-- Start EXERCISE MATERIAL --

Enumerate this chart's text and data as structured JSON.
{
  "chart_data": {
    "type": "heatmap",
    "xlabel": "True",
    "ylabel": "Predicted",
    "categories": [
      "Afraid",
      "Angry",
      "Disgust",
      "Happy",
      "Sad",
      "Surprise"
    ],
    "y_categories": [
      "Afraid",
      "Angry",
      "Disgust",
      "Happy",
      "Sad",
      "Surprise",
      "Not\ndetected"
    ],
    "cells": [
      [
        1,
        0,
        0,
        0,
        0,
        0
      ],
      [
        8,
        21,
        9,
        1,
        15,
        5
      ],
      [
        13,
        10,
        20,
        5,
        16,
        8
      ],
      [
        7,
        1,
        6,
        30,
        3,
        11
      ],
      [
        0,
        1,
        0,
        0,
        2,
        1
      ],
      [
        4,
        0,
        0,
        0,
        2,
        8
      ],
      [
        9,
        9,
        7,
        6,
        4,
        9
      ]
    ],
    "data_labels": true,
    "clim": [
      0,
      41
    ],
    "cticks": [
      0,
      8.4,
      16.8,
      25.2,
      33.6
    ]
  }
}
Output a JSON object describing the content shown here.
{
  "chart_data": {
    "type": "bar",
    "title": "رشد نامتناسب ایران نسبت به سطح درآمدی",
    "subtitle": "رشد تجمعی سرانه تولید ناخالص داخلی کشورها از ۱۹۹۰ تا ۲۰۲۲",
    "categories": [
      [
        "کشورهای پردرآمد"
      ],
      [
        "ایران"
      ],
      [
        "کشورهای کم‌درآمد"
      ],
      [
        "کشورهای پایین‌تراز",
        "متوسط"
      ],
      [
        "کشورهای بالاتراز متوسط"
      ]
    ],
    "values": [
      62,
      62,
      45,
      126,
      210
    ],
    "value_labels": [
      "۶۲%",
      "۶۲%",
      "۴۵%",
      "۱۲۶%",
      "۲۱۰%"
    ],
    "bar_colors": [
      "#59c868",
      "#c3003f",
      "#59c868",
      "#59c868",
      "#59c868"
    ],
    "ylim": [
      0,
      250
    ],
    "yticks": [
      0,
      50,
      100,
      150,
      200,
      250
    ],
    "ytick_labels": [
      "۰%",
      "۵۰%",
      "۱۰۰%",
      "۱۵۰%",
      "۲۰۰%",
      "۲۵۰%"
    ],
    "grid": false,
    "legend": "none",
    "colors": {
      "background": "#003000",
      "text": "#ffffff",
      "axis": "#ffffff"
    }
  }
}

-- End EXERCISE MATERIAL --

**WRITTEN PROBLEM:**
Identify each line holding the string "کشورهای", and copy it out.

**SOLUTION:**
        "کشورهای پردرآمد"
        "کشورهای کم‌درآمد"
        "کشورهای پایین‌تراز",
        "کشورهای بالاتراز متوسط"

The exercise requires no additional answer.